**The task**
Tally the lines in the records underneath that contain the string "icon", and state the figure by itself.

**Extracted entries**
━━━━━━━━━━━━━━━━
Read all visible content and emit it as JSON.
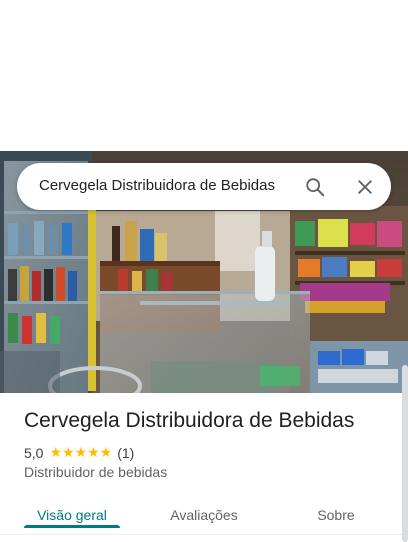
{
  "search": {
    "query": "Cervegela Distribuidora de Bebidas",
    "search_icon": "search-icon",
    "close_icon": "close-icon"
  },
  "place": {
    "name": "Cervegela Distribuidora de Bebidas",
    "rating": "5,0",
    "stars": "★★★★★",
    "star_value": 5,
    "review_count": "(1)",
    "category": "Distribuidor de bebidas"
  },
  "tabs": [
    {
      "label": "Visão geral",
      "active": true
    },
    {
      "label": "Avaliações",
      "active": false
    },
    {
      "label": "Sobre",
      "active": false
    }
  ],
  "colors": {
    "accent": "#007b83",
    "star": "#fbbc04",
    "text_primary": "#202124",
    "text_secondary": "#5f6368"
  }
}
━━━━━━━━━━━━━━━━
**Solved exercise**
2